→ **Required work**
Drop all images and give the records again exactly.

→ **Data listing**
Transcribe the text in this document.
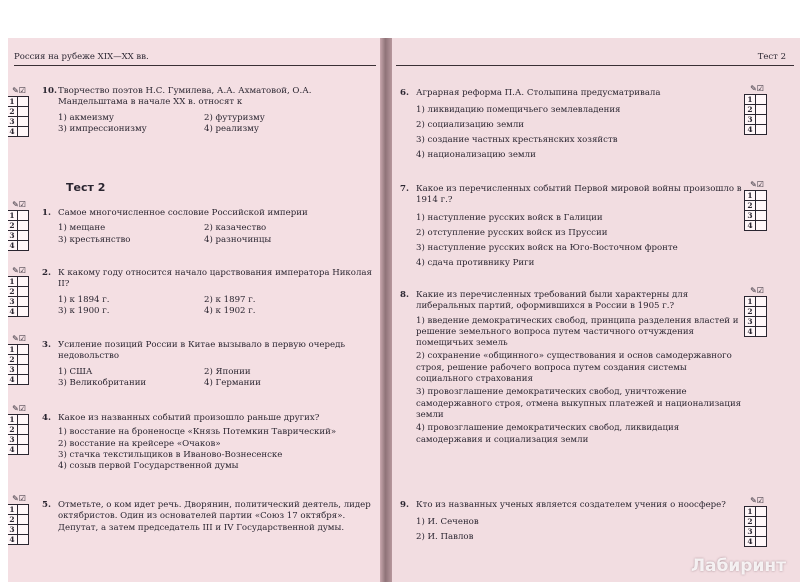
Россия на рубеже XIX—XX вв.
✎☑
1
2
3
4
10. Творчество поэтов Н.С. Гумилева, А.А. Ахматовой, О.А. Мандельштама в начале XX в. относят к
1) акмеизму	2) футуризму
3) импрессионизму	4) реализму
Тест 2
✎☑
1
2
3
4
1. Самое многочисленное сословие Российской империи
1) мещане	2) казачество
3) крестьянство	4) разночинцы
✎☑
1
2
3
4
2. К какому году относится начало царствования императора Николая II?
1) к 1894 г.	2) к 1897 г.
3) к 1900 г.	4) к 1902 г.
✎☑
1
2
3
4
3. Усиление позиций России в Китае вызывало в первую очередь недовольство
1) США	2) Японии
3) Великобритании	4) Германии
✎☑
1
2
3
4
4. Какое из названных событий произошло раньше других?
1) восстание на броненосце «Князь Потемкин Таврический»
2) восстание на крейсере «Очаков»
3) стачка текстильщиков в Иваново-Вознесенске
4) созыв первой Государственной думы
✎☑
1
2
3
4
5. Отметьте, о ком идет речь. Дворянин, политический деятель, лидер октябристов. Один из основателей партии «Союз 17 октября». Депутат, а затем председатель III и IV Государственной думы.
Тест 2
6. Аграрная реформа П.А. Столыпина предусматривала
1) ликвидацию помещичьего землевладения
2) социализацию земли
3) создание частных крестьянских хозяйств
4) национализацию земли
✎☑
1
2
3
4
7. Какое из перечисленных событий Первой мировой войны произошло в 1914 г.?
1) наступление русских войск в Галиции
2) отступление русских войск из Пруссии
3) наступление русских войск на Юго-Восточном фронте
4) сдача противнику Риги
✎☑
1
2
3
4
8. Какие из перечисленных требований были характерны для либеральных партий, оформившихся в России в 1905 г.?
1) введение демократических свобод, принципа разделения властей и решение земельного вопроса путем частичного отчуждения помещичьих земель
2) сохранение «общинного» существования и основ самодержавного строя, решение рабочего вопроса путем создания системы социального страхования
3) провозглашение демократических свобод, уничтожение самодержавного строя, отмена выкупных платежей и национализация земли
4) провозглашение демократических свобод, ликвидация самодержавия и социализация земли
✎☑
1
2
3
4
9. Кто из названных ученых является создателем учения о ноосфере?
1) И. Сеченов
2) И. Павлов
✎☑
1
2
3
4
Лабиринт
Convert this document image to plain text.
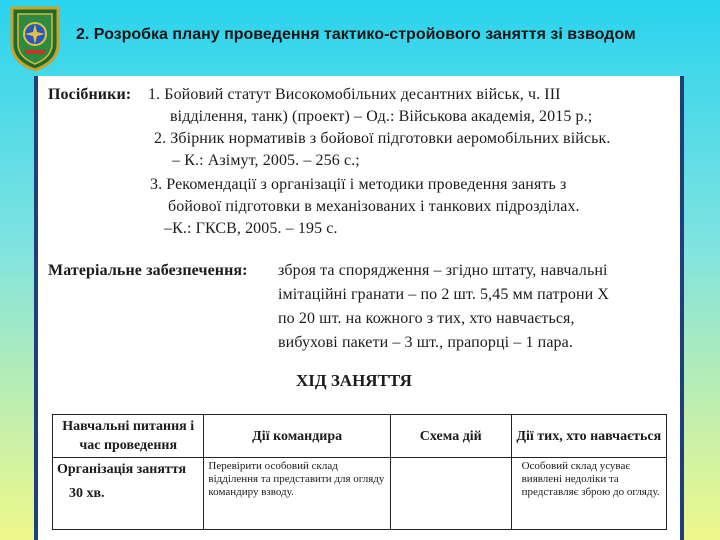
2. Розробка плану проведення тактико-стройового заняття зі взводом
Посібники: 1. Бойовий статут Високомобільних десантних військ, ч. III
відділення, танк) (проект) – Од.: Військова академія, 2015 р.;
2. Збірник нормативів з бойової підготовки аеромобільних військ.
– К.: Азімут, 2005. – 256 с.;
3. Рекомендації з організації і методики проведення занять з
бойової підготовки в механізованих і танкових підрозділах.
–К.: ГКСВ, 2005. – 195 с.
Матеріальне забезпечення: зброя та спорядження – згідно штату, навчальні
імітаційні гранати – по 2 шт. 5,45 мм патрони Х
по 20 шт. на кожного з тих, хто навчається,
вибухові пакети – 3 шт., прапорці – 1 пара.
ХІД ЗАНЯТТЯ
Навчальні питання і час проведення	Дії командира	Схема дій	Дії тих, хто навчається
Організація заняття
30 хв.	Перевірити особовий склад відділення та представити для огляду командиру взводу.		Особовий склад усуває виявлені недоліки та представляє зброю до огляду.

→ **Exercise answer**
Transcribe the text in this document.
Россия на рубеже XIX—XX вв.
✎☑
1
2
3
4
10. Творчество поэтов Н.С. Гумилева, А.А. Ахматовой, О.А. Мандельштама в начале XX в. относят к
1) акмеизму	2) футуризму
3) импрессионизму	4) реализму
Тест 2
✎☑
1
2
3
4
1. Самое многочисленное сословие Российской империи
1) мещане	2) казачество
3) крестьянство	4) разночинцы
✎☑
1
2
3
4
2. К какому году относится начало царствования императора Николая II?
1) к 1894 г.	2) к 1897 г.
3) к 1900 г.	4) к 1902 г.
✎☑
1
2
3
4
3. Усиление позиций России в Китае вызывало в первую очередь недовольство
1) США	2) Японии
3) Великобритании	4) Германии
✎☑
1
2
3
4
4. Какое из названных событий произошло раньше других?
1) восстание на броненосце «Князь Потемкин Таврический»
2) восстание на крейсере «Очаков»
3) стачка текстильщиков в Иваново-Вознесенске
4) созыв первой Государственной думы
✎☑
1
2
3
4
5. Отметьте, о ком идет речь. Дворянин, политический деятель, лидер октябристов. Один из основателей партии «Союз 17 октября». Депутат, а затем председатель III и IV Государственной думы.
Тест 2
6. Аграрная реформа П.А. Столыпина предусматривала
1) ликвидацию помещичьего землевладения
2) социализацию земли
3) создание частных крестьянских хозяйств
4) национализацию земли
✎☑
1
2
3
4
7. Какое из перечисленных событий Первой мировой войны произошло в 1914 г.?
1) наступление русских войск в Галиции
2) отступление русских войск из Пруссии
3) наступление русских войск на Юго-Восточном фронте
4) сдача противнику Риги
✎☑
1
2
3
4
8. Какие из перечисленных требований были характерны для либеральных партий, оформившихся в России в 1905 г.?
1) введение демократических свобод, принципа разделения властей и решение земельного вопроса путем частичного отчуждения помещичьих земель
2) сохранение «общинного» существования и основ самодержавного строя, решение рабочего вопроса путем создания системы социального страхования
3) провозглашение демократических свобод, уничтожение самодержавного строя, отмена выкупных платежей и национализация земли
4) провозглашение демократических свобод, ликвидация самодержавия и социализация земли
✎☑
1
2
3
4
9. Кто из названных ученых является создателем учения о ноосфере?
1) И. Сеченов
2) И. Павлов
✎☑
1
2
3
4
Лабиринт
Convert this document image to plain text.
2. Розробка плану проведення тактико-стройового заняття зі взводом
Посібники: 1. Бойовий статут Високомобільних десантних військ, ч. III
відділення, танк) (проект) – Од.: Військова академія, 2015 р.;
2. Збірник нормативів з бойової підготовки аеромобільних військ.
– К.: Азімут, 2005. – 256 с.;
3. Рекомендації з організації і методики проведення занять з
бойової підготовки в механізованих і танкових підрозділах.
–К.: ГКСВ, 2005. – 195 с.
Матеріальне забезпечення: зброя та спорядження – згідно штату, навчальні
імітаційні гранати – по 2 шт. 5,45 мм патрони Х
по 20 шт. на кожного з тих, хто навчається,
вибухові пакети – 3 шт., прапорці – 1 пара.
ХІД ЗАНЯТТЯ
Навчальні питання і час проведення	Дії командира	Схема дій	Дії тих, хто навчається
Організація заняття
30 хв.	Перевірити особовий склад відділення та представити для огляду командиру взводу.		Особовий склад усуває виявлені недоліки та представляє зброю до огляду.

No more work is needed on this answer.